#### [Instructions for the task]
Each entry below is to be transcribed exactly.

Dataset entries
↓↓↓

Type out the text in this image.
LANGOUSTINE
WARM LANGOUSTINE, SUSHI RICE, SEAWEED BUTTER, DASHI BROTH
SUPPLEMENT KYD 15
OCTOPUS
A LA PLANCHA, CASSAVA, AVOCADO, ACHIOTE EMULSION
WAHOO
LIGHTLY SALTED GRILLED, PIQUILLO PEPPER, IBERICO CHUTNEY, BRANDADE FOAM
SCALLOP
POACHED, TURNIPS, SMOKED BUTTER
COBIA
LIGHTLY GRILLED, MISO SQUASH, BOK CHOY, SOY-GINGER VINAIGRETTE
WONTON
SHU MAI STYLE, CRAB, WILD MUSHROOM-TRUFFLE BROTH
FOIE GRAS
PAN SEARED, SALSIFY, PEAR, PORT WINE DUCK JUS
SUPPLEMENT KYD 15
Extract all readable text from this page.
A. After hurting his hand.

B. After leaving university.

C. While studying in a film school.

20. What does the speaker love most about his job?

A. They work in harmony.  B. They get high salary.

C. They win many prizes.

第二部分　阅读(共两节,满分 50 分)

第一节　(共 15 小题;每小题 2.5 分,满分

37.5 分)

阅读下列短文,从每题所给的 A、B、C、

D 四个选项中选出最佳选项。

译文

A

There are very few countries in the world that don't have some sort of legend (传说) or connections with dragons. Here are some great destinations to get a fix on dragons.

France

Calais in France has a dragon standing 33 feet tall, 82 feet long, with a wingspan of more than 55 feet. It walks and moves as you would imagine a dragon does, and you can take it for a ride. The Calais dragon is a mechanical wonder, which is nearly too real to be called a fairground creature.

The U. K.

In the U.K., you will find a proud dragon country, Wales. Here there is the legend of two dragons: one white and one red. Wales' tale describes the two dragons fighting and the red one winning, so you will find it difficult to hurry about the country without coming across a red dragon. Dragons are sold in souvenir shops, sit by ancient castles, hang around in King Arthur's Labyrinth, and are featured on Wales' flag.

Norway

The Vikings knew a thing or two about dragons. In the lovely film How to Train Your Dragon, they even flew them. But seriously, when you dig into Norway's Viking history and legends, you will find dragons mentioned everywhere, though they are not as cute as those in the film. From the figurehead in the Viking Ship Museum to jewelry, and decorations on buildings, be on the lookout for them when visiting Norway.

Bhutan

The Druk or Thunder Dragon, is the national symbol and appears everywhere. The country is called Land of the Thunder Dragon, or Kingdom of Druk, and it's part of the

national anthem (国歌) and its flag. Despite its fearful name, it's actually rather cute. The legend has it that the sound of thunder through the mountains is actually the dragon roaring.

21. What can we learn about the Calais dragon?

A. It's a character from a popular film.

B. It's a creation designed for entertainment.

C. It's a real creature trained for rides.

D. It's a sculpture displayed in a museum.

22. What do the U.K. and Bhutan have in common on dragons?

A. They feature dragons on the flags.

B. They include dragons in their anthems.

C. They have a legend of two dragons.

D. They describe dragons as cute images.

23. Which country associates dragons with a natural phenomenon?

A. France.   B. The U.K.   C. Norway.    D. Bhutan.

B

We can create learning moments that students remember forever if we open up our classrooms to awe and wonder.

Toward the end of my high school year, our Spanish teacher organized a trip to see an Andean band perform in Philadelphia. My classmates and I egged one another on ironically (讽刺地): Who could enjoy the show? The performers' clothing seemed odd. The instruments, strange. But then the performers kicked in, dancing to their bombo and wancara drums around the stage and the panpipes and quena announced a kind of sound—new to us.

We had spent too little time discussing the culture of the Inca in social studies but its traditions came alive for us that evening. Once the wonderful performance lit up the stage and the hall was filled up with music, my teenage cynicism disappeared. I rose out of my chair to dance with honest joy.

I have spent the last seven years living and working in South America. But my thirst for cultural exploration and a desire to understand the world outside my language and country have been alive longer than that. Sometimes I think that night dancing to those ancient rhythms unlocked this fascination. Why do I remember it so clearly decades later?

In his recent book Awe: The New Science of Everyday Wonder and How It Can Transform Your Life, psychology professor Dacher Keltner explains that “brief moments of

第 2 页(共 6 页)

↑↑↑

#### [Solution to the problem]
Type out the text in this image.
LANGOUSTINE
WARM LANGOUSTINE, SUSHI RICE, SEAWEED BUTTER, DASHI BROTH
SUPPLEMENT KYD 15
OCTOPUS
A LA PLANCHA, CASSAVA, AVOCADO, ACHIOTE EMULSION
WAHOO
LIGHTLY SALTED GRILLED, PIQUILLO PEPPER, IBERICO CHUTNEY, BRANDADE FOAM
SCALLOP
POACHED, TURNIPS, SMOKED BUTTER
COBIA
LIGHTLY GRILLED, MISO SQUASH, BOK CHOY, SOY-GINGER VINAIGRETTE
WONTON
SHU MAI STYLE, CRAB, WILD MUSHROOM-TRUFFLE BROTH
FOIE GRAS
PAN SEARED, SALSIFY, PEAR, PORT WINE DUCK JUS
SUPPLEMENT KYD 15
Extract all readable text from this page.
A. After hurting his hand.

B. After leaving university.

C. While studying in a film school.

20. What does the speaker love most about his job?

A. They work in harmony.  B. They get high salary.

C. They win many prizes.

第二部分　阅读(共两节,满分 50 分)

第一节　(共 15 小题;每小题 2.5 分,满分

37.5 分)

阅读下列短文,从每题所给的 A、B、C、

D 四个选项中选出最佳选项。

译文

A

There are very few countries in the world that don't have some sort of legend (传说) or connections with dragons. Here are some great destinations to get a fix on dragons.

France

Calais in France has a dragon standing 33 feet tall, 82 feet long, with a wingspan of more than 55 feet. It walks and moves as you would imagine a dragon does, and you can take it for a ride. The Calais dragon is a mechanical wonder, which is nearly too real to be called a fairground creature.

The U. K.

In the U.K., you will find a proud dragon country, Wales. Here there is the legend of two dragons: one white and one red. Wales' tale describes the two dragons fighting and the red one winning, so you will find it difficult to hurry about the country without coming across a red dragon. Dragons are sold in souvenir shops, sit by ancient castles, hang around in King Arthur's Labyrinth, and are featured on Wales' flag.

Norway

The Vikings knew a thing or two about dragons. In the lovely film How to Train Your Dragon, they even flew them. But seriously, when you dig into Norway's Viking history and legends, you will find dragons mentioned everywhere, though they are not as cute as those in the film. From the figurehead in the Viking Ship Museum to jewelry, and decorations on buildings, be on the lookout for them when visiting Norway.

Bhutan

The Druk or Thunder Dragon, is the national symbol and appears everywhere. The country is called Land of the Thunder Dragon, or Kingdom of Druk, and it's part of the

national anthem (国歌) and its flag. Despite its fearful name, it's actually rather cute. The legend has it that the sound of thunder through the mountains is actually the dragon roaring.

21. What can we learn about the Calais dragon?

A. It's a character from a popular film.

B. It's a creation designed for entertainment.

C. It's a real creature trained for rides.

D. It's a sculpture displayed in a museum.

22. What do the U.K. and Bhutan have in common on dragons?

A. They feature dragons on the flags.

B. They include dragons in their anthems.

C. They have a legend of two dragons.

D. They describe dragons as cute images.

23. Which country associates dragons with a natural phenomenon?

A. France.   B. The U.K.   C. Norway.    D. Bhutan.

B

We can create learning moments that students remember forever if we open up our classrooms to awe and wonder.

Toward the end of my high school year, our Spanish teacher organized a trip to see an Andean band perform in Philadelphia. My classmates and I egged one another on ironically (讽刺地): Who could enjoy the show? The performers' clothing seemed odd. The instruments, strange. But then the performers kicked in, dancing to their bombo and wancara drums around the stage and the panpipes and quena announced a kind of sound—new to us.

We had spent too little time discussing the culture of the Inca in social studies but its traditions came alive for us that evening. Once the wonderful performance lit up the stage and the hall was filled up with music, my teenage cynicism disappeared. I rose out of my chair to dance with honest joy.

I have spent the last seven years living and working in South America. But my thirst for cultural exploration and a desire to understand the world outside my language and country have been alive longer than that. Sometimes I think that night dancing to those ancient rhythms unlocked this fascination. Why do I remember it so clearly decades later?

In his recent book Awe: The New Science of Everyday Wonder and How It Can Transform Your Life, psychology professor Dacher Keltner explains that “brief moments of

第 2 页(共 6 页)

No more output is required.